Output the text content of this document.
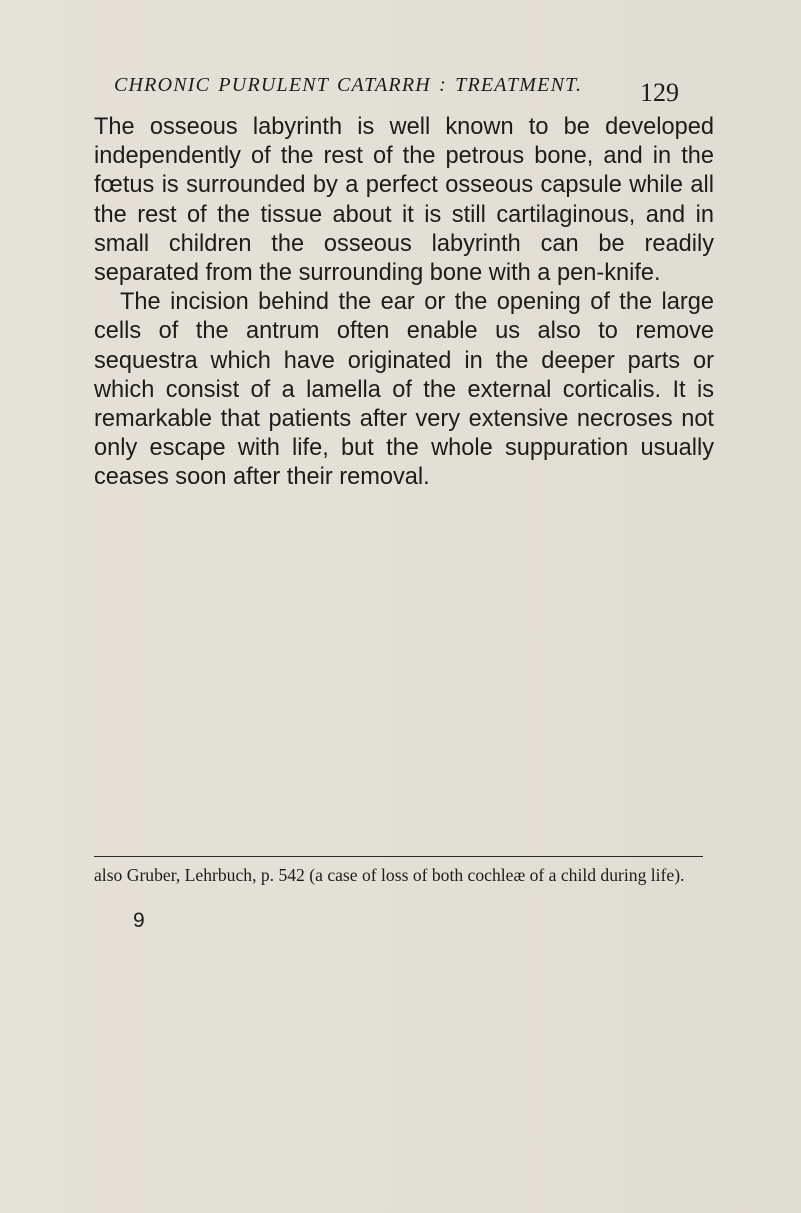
CHRONIC PURULENT CATARRH : TREATMENT.	129

The osseous labyrinth is well known to be developed independently of the rest of the petrous bone, and in the fœtus is surrounded by a perfect osseous capsule while all the rest of the tissue about it is still cartilaginous, and in small children the osseous labyrinth can be readily separated from the surrounding bone with a pen-knife.

The incision behind the ear or the opening of the large cells of the antrum often enable us also to remove sequestra which have originated in the deeper parts or which consist of a lamella of the external corticalis. It is remarkable that patients after very extensive necroses not only escape with life, but the whole suppuration usually ceases soon after their removal.

also Gruber, Lehrbuch, p. 542 (a case of loss of both cochleæ of a child during life).
9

========

Without the pictures, restate each entry exactly.

Output the text content of this document.
CHRONIC PURULENT CATARRH : TREATMENT.	129

The osseous labyrinth is well known to be developed independently of the rest of the petrous bone, and in the fœtus is surrounded by a perfect osseous capsule while all the rest of the tissue about it is still cartilaginous, and in small children the osseous labyrinth can be readily separated from the surrounding bone with a pen-knife.

The incision behind the ear or the opening of the large cells of the antrum often enable us also to remove sequestra which have originated in the deeper parts or which consist of a lamella of the external corticalis. It is remarkable that patients after very extensive necroses not only escape with life, but the whole suppuration usually ceases soon after their removal.

also Gruber, Lehrbuch, p. 542 (a case of loss of both cochleæ of a child during life).
9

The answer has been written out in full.